-- Begin --

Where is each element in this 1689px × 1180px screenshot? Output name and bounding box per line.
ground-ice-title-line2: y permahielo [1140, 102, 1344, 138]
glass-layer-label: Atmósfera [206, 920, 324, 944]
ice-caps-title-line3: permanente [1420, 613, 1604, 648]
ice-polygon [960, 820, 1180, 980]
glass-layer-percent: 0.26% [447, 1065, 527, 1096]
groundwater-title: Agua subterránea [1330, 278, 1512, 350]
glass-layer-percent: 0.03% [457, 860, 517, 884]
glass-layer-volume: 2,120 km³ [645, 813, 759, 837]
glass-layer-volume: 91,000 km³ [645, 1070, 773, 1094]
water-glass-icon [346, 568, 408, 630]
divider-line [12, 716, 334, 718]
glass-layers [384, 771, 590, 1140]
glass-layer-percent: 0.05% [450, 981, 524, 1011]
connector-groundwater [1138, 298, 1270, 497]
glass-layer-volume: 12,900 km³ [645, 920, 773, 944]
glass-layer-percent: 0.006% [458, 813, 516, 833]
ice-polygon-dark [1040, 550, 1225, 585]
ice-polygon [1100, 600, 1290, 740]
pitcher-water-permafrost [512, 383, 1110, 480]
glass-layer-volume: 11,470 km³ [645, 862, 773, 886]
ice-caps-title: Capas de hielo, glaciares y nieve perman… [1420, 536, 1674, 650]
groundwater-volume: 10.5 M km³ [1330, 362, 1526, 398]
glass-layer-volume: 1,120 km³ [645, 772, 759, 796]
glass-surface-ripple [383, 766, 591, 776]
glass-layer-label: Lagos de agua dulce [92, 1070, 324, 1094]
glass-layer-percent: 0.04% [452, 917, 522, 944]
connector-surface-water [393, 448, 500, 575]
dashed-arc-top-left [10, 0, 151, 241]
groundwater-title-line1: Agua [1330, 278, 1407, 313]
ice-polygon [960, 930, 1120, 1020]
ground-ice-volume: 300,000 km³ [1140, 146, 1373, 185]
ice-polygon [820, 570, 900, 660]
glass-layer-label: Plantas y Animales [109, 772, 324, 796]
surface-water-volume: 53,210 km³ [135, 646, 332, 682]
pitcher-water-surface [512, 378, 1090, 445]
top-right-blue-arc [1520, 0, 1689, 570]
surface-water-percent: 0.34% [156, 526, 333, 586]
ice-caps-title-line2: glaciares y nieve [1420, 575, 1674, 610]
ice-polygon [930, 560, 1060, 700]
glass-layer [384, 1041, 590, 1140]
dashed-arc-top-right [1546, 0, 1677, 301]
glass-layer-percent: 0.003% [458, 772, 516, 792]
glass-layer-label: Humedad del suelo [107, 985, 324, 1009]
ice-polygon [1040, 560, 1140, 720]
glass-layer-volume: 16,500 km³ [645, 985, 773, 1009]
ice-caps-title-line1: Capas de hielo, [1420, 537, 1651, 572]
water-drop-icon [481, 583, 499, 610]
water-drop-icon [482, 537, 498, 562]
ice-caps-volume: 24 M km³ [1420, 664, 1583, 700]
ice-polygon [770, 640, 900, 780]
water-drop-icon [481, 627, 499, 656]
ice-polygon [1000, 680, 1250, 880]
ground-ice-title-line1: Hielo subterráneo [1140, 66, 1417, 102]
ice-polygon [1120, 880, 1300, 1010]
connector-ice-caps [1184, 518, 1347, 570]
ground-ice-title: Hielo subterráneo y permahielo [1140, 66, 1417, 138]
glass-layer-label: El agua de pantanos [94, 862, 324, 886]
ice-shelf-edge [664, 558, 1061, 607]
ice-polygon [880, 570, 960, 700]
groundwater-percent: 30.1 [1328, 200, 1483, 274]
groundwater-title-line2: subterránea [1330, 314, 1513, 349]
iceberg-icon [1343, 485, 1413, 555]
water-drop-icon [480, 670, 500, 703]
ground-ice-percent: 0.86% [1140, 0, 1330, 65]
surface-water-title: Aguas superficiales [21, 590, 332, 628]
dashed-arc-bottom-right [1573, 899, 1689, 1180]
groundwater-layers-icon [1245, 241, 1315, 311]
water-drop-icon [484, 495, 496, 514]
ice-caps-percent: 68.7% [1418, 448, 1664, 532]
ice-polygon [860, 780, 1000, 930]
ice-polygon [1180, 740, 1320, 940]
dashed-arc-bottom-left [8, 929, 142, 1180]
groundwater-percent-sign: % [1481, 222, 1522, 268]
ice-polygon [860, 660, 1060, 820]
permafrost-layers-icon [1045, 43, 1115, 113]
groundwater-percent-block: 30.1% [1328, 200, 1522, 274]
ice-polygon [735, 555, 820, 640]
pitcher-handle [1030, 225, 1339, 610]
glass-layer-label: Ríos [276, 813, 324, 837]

-- End --

• Problem to solve: Which lines of the records contain the string "left"? Return each of them in full, treating uppercase and lowercase as different.

• Finished task:
dashed-arc-top-left [10, 0, 151, 241]
dashed-arc-bottom-left [8, 929, 142, 1180]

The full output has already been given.